Transcribe every line exactly and omit anything that is a picture.

RECORDS FOR THIS EXERCISE:
⟨
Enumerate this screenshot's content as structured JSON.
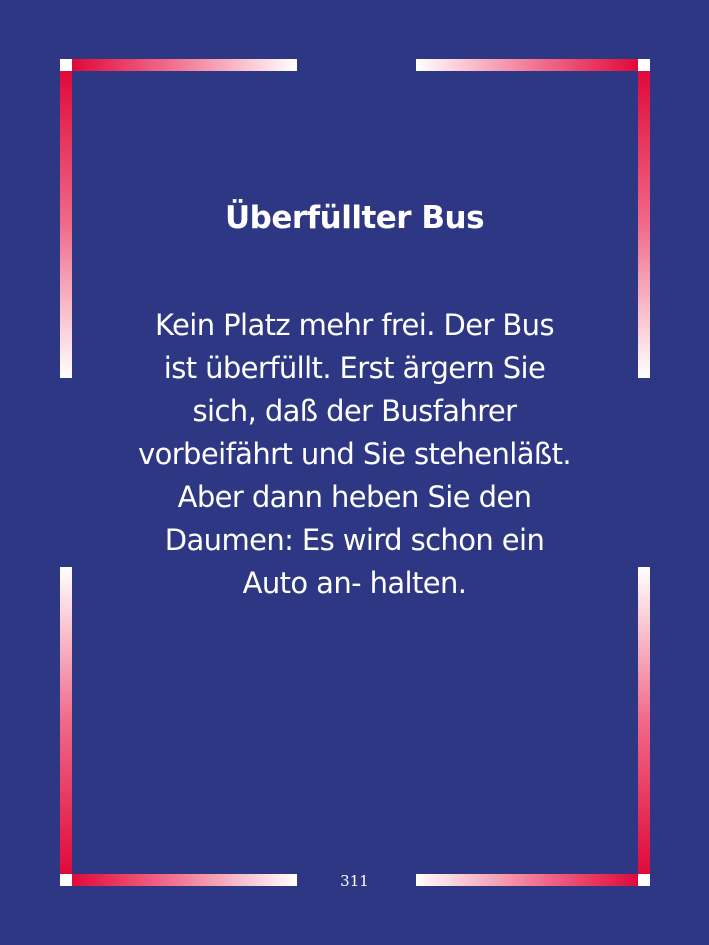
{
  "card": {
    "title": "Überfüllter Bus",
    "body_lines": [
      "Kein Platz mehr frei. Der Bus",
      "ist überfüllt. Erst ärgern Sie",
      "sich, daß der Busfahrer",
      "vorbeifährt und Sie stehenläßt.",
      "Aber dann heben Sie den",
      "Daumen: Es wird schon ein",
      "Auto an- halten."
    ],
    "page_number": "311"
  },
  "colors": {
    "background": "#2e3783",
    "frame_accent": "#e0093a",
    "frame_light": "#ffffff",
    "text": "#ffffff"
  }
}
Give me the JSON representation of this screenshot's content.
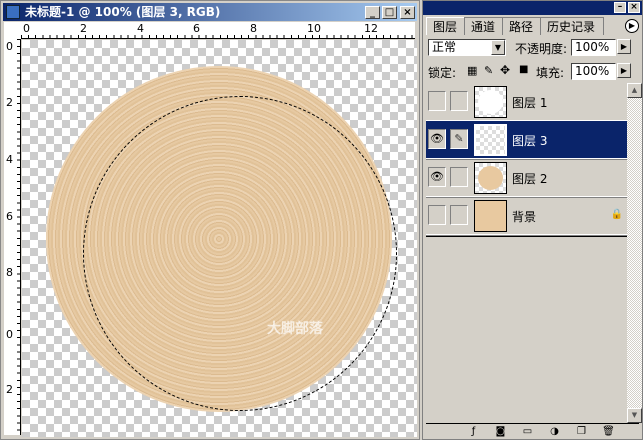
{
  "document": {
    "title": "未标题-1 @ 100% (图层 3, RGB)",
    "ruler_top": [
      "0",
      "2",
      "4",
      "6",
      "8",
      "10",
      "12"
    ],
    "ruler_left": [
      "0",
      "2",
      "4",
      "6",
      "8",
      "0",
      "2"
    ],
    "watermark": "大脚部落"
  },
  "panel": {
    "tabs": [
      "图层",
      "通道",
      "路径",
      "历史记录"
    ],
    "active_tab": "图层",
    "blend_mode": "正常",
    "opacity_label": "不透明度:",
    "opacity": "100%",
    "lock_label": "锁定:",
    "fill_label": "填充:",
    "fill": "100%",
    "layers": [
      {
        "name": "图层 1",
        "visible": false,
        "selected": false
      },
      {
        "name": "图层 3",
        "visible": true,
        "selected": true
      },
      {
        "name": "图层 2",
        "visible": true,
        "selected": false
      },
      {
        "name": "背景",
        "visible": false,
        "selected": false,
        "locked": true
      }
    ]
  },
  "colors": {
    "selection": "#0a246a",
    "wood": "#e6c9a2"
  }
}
⟩
THE COMPLETED TASK:
Enumerate this screenshot's content as structured JSON.
{
  "card": {
    "title": "Überfüllter Bus",
    "body_lines": [
      "Kein Platz mehr frei. Der Bus",
      "ist überfüllt. Erst ärgern Sie",
      "sich, daß der Busfahrer",
      "vorbeifährt und Sie stehenläßt.",
      "Aber dann heben Sie den",
      "Daumen: Es wird schon ein",
      "Auto an- halten."
    ],
    "page_number": "311"
  },
  "colors": {
    "background": "#2e3783",
    "frame_accent": "#e0093a",
    "frame_light": "#ffffff",
    "text": "#ffffff"
  }
}
Give me the JSON representation of this screenshot's content.
{
  "document": {
    "title": "未标题-1 @ 100% (图层 3, RGB)",
    "ruler_top": [
      "0",
      "2",
      "4",
      "6",
      "8",
      "10",
      "12"
    ],
    "ruler_left": [
      "0",
      "2",
      "4",
      "6",
      "8",
      "0",
      "2"
    ],
    "watermark": "大脚部落"
  },
  "panel": {
    "tabs": [
      "图层",
      "通道",
      "路径",
      "历史记录"
    ],
    "active_tab": "图层",
    "blend_mode": "正常",
    "opacity_label": "不透明度:",
    "opacity": "100%",
    "lock_label": "锁定:",
    "fill_label": "填充:",
    "fill": "100%",
    "layers": [
      {
        "name": "图层 1",
        "visible": false,
        "selected": false
      },
      {
        "name": "图层 3",
        "visible": true,
        "selected": true
      },
      {
        "name": "图层 2",
        "visible": true,
        "selected": false
      },
      {
        "name": "背景",
        "visible": false,
        "selected": false,
        "locked": true
      }
    ]
  },
  "colors": {
    "selection": "#0a246a",
    "wood": "#e6c9a2"
  }
}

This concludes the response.